Determine how many lines contain the string "Documento", then reply with that figure only.
(begin)
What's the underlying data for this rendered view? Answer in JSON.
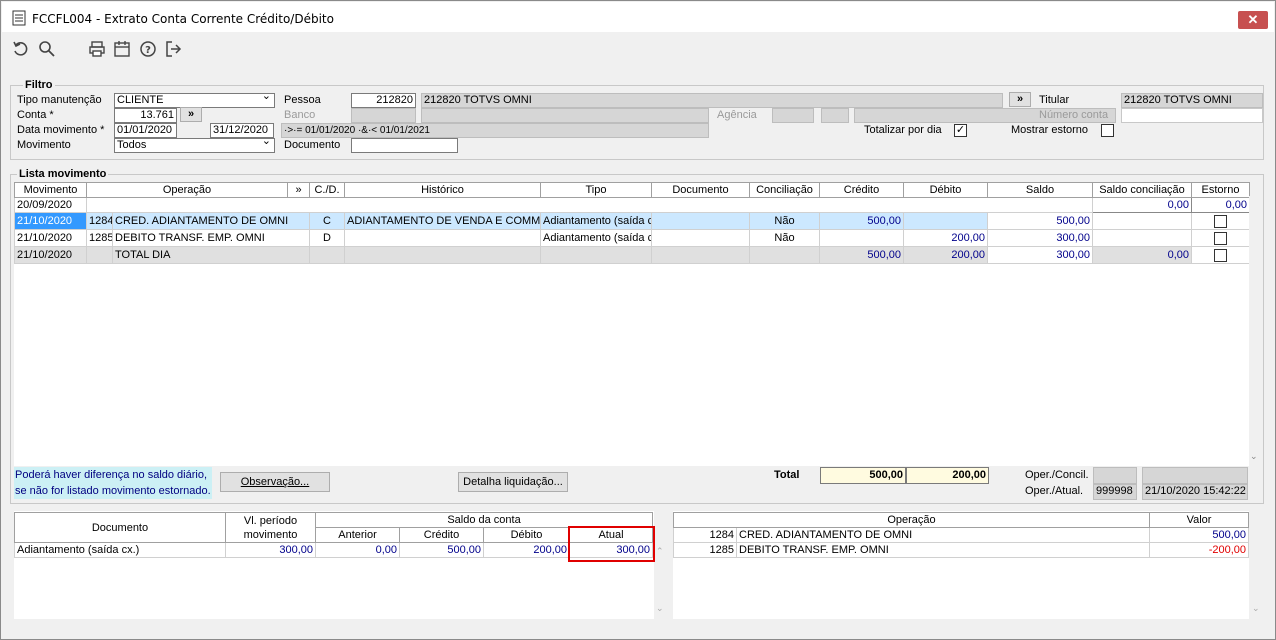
{
  "window": {
    "title": "FCCFL004 - Extrato Conta Corrente Crédito/Débito",
    "close": "✕"
  },
  "filtro": {
    "legend": "Filtro",
    "tipo_manutencao_label": "Tipo manutenção",
    "tipo_manutencao": "CLIENTE",
    "conta_label": "Conta *",
    "conta": "13.761",
    "conta_btn": "»",
    "data_mov_label": "Data movimento *",
    "data_ini": "01/01/2020",
    "data_fim": "31/12/2020",
    "data_expr": "·>·= 01/01/2020 ·&·< 01/01/2021",
    "movimento_label": "Movimento",
    "movimento": "Todos",
    "pessoa_label": "Pessoa",
    "pessoa": "212820",
    "pessoa_nome": "212820  TOTVS OMNI",
    "pessoa_btn": "»",
    "banco_label": "Banco",
    "agencia_label": "Agência",
    "documento_label": "Documento",
    "titular_label": "Titular",
    "titular": "212820  TOTVS OMNI",
    "numero_conta_label": "Número conta",
    "totalizar_label": "Totalizar por dia",
    "totalizar_checked": "✓",
    "mostrar_estorno_label": "Mostrar estorno"
  },
  "lista": {
    "legend": "Lista movimento",
    "headers": [
      "Movimento",
      "Operação",
      "»",
      "C./D.",
      "Histórico",
      "Tipo",
      "Documento",
      "Conciliação",
      "Crédito",
      "Débito",
      "Saldo",
      "Saldo conciliação",
      "Estorno"
    ],
    "rows": [
      {
        "mov": "20/09/2020",
        "op_cod": "",
        "op": "",
        "cd": "",
        "hist": "",
        "tipo": "",
        "doc": "",
        "conc": "",
        "cred": "",
        "deb": "",
        "saldo": "0,00",
        "saldo_conc": "0,00"
      },
      {
        "mov": "21/10/2020",
        "op_cod": "1284",
        "op": "CRED. ADIANTAMENTO DE OMNI",
        "cd": "C",
        "hist": "ADIANTAMENTO DE VENDA E COMMERCE",
        "tipo": "Adiantamento (saída cx.)",
        "doc": "",
        "conc": "Não",
        "cred": "500,00",
        "deb": "",
        "saldo": "500,00",
        "saldo_conc": ""
      },
      {
        "mov": "21/10/2020",
        "op_cod": "1285",
        "op": "DEBITO TRANSF. EMP. OMNI",
        "cd": "D",
        "hist": "",
        "tipo": "Adiantamento (saída cx.)",
        "doc": "",
        "conc": "Não",
        "cred": "",
        "deb": "200,00",
        "saldo": "300,00",
        "saldo_conc": ""
      },
      {
        "mov": "21/10/2020",
        "op_cod": "",
        "op": "TOTAL DIA",
        "cd": "",
        "hist": "",
        "tipo": "",
        "doc": "",
        "conc": "",
        "cred": "500,00",
        "deb": "200,00",
        "saldo": "300,00",
        "saldo_conc": "0,00"
      }
    ],
    "note_line1": "Poderá haver diferença no saldo diário,",
    "note_line2": "se não for listado movimento estornado.",
    "observacao_btn": "Observação...",
    "detalha_btn": "Detalha liquidação...",
    "total_label": "Total",
    "total_cred": "500,00",
    "total_deb": "200,00",
    "oper_concil_label": "Oper./Concil.",
    "oper_atual_label": "Oper./Atual.",
    "oper_atual_user": "999998",
    "oper_atual_dt": "21/10/2020 15:42:22"
  },
  "resumo": {
    "h_documento": "Documento",
    "h_periodo": "Vl. período movimento",
    "h_saldo": "Saldo da conta",
    "h_anterior": "Anterior",
    "h_credito": "Crédito",
    "h_debito": "Débito",
    "h_atual": "Atual",
    "row": {
      "doc": "Adiantamento (saída cx.)",
      "periodo": "300,00",
      "anterior": "0,00",
      "credito": "500,00",
      "debito": "200,00",
      "atual": "300,00"
    }
  },
  "operacoes": {
    "h_operacao": "Operação",
    "h_valor": "Valor",
    "rows": [
      {
        "cod": "1284",
        "nome": "CRED. ADIANTAMENTO DE OMNI",
        "valor": "500,00"
      },
      {
        "cod": "1285",
        "nome": "DEBITO TRANSF. EMP. OMNI",
        "valor": "-200,00"
      }
    ]
  },
  "colors": {
    "highlight_border": "#e00000",
    "selection": "#cce8ff",
    "total_bg": "#fffbe0"
  }
}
(end)
▶ **THE SOLUTION**: 3